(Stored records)
******

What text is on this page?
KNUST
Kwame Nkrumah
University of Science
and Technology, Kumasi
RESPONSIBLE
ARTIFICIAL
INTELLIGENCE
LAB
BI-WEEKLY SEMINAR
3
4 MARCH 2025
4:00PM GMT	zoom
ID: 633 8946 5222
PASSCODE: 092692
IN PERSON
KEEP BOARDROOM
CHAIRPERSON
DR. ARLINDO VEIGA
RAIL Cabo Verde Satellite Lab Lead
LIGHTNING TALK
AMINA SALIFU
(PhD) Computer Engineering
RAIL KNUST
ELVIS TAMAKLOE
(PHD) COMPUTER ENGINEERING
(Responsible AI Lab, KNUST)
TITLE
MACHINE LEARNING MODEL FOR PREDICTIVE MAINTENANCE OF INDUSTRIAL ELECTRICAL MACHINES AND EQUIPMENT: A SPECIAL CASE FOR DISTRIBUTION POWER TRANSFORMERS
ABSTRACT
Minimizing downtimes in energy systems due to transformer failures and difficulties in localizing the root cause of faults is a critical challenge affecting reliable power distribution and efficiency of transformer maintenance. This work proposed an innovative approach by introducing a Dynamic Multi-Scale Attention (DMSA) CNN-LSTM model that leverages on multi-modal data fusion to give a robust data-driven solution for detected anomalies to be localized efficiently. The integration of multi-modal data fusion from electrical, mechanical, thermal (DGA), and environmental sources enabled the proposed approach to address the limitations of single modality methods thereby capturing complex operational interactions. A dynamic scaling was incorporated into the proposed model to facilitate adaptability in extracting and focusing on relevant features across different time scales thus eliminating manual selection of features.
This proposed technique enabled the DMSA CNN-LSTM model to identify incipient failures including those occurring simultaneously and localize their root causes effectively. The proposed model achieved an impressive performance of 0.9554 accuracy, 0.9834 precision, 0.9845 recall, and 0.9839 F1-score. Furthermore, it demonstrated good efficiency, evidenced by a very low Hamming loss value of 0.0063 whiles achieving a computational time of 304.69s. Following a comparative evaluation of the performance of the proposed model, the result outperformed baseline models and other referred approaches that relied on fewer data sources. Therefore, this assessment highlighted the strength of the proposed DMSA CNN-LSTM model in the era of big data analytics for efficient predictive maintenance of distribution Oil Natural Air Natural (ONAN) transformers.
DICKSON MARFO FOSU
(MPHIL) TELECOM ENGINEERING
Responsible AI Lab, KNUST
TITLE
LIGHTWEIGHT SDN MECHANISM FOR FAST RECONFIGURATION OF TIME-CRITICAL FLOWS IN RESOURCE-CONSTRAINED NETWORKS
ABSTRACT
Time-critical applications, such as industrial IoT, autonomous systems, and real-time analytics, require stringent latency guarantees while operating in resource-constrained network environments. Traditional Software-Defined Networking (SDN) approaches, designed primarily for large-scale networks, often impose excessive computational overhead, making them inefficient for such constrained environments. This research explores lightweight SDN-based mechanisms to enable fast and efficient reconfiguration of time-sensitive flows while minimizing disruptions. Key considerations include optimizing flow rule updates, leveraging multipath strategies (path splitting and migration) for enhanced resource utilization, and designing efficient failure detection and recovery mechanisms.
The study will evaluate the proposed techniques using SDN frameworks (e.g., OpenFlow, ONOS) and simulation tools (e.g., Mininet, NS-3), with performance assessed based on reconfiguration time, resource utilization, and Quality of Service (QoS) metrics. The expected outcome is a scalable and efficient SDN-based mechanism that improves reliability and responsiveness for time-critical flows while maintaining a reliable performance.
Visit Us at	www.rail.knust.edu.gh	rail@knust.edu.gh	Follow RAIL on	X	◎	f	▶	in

******

→ **Directions for this task**: Output the whole listing above again, word for word.

→ **The output**:
What text is on this page?
KNUST
Kwame Nkrumah
University of Science
and Technology, Kumasi
RESPONSIBLE
ARTIFICIAL
INTELLIGENCE
LAB
BI-WEEKLY SEMINAR
3
4 MARCH 2025
4:00PM GMT	zoom
ID: 633 8946 5222
PASSCODE: 092692
IN PERSON
KEEP BOARDROOM
CHAIRPERSON
DR. ARLINDO VEIGA
RAIL Cabo Verde Satellite Lab Lead
LIGHTNING TALK
AMINA SALIFU
(PhD) Computer Engineering
RAIL KNUST
ELVIS TAMAKLOE
(PHD) COMPUTER ENGINEERING
(Responsible AI Lab, KNUST)
TITLE
MACHINE LEARNING MODEL FOR PREDICTIVE MAINTENANCE OF INDUSTRIAL ELECTRICAL MACHINES AND EQUIPMENT: A SPECIAL CASE FOR DISTRIBUTION POWER TRANSFORMERS
ABSTRACT
Minimizing downtimes in energy systems due to transformer failures and difficulties in localizing the root cause of faults is a critical challenge affecting reliable power distribution and efficiency of transformer maintenance. This work proposed an innovative approach by introducing a Dynamic Multi-Scale Attention (DMSA) CNN-LSTM model that leverages on multi-modal data fusion to give a robust data-driven solution for detected anomalies to be localized efficiently. The integration of multi-modal data fusion from electrical, mechanical, thermal (DGA), and environmental sources enabled the proposed approach to address the limitations of single modality methods thereby capturing complex operational interactions. A dynamic scaling was incorporated into the proposed model to facilitate adaptability in extracting and focusing on relevant features across different time scales thus eliminating manual selection of features.
This proposed technique enabled the DMSA CNN-LSTM model to identify incipient failures including those occurring simultaneously and localize their root causes effectively. The proposed model achieved an impressive performance of 0.9554 accuracy, 0.9834 precision, 0.9845 recall, and 0.9839 F1-score. Furthermore, it demonstrated good efficiency, evidenced by a very low Hamming loss value of 0.0063 whiles achieving a computational time of 304.69s. Following a comparative evaluation of the performance of the proposed model, the result outperformed baseline models and other referred approaches that relied on fewer data sources. Therefore, this assessment highlighted the strength of the proposed DMSA CNN-LSTM model in the era of big data analytics for efficient predictive maintenance of distribution Oil Natural Air Natural (ONAN) transformers.
DICKSON MARFO FOSU
(MPHIL) TELECOM ENGINEERING
Responsible AI Lab, KNUST
TITLE
LIGHTWEIGHT SDN MECHANISM FOR FAST RECONFIGURATION OF TIME-CRITICAL FLOWS IN RESOURCE-CONSTRAINED NETWORKS
ABSTRACT
Time-critical applications, such as industrial IoT, autonomous systems, and real-time analytics, require stringent latency guarantees while operating in resource-constrained network environments. Traditional Software-Defined Networking (SDN) approaches, designed primarily for large-scale networks, often impose excessive computational overhead, making them inefficient for such constrained environments. This research explores lightweight SDN-based mechanisms to enable fast and efficient reconfiguration of time-sensitive flows while minimizing disruptions. Key considerations include optimizing flow rule updates, leveraging multipath strategies (path splitting and migration) for enhanced resource utilization, and designing efficient failure detection and recovery mechanisms.
The study will evaluate the proposed techniques using SDN frameworks (e.g., OpenFlow, ONOS) and simulation tools (e.g., Mininet, NS-3), with performance assessed based on reconfiguration time, resource utilization, and Quality of Service (QoS) metrics. The expected outcome is a scalable and efficient SDN-based mechanism that improves reliability and responsiveness for time-critical flows while maintaining a reliable performance.
Visit Us at	www.rail.knust.edu.gh	rail@knust.edu.gh	Follow RAIL on	X	◎	f	▶	in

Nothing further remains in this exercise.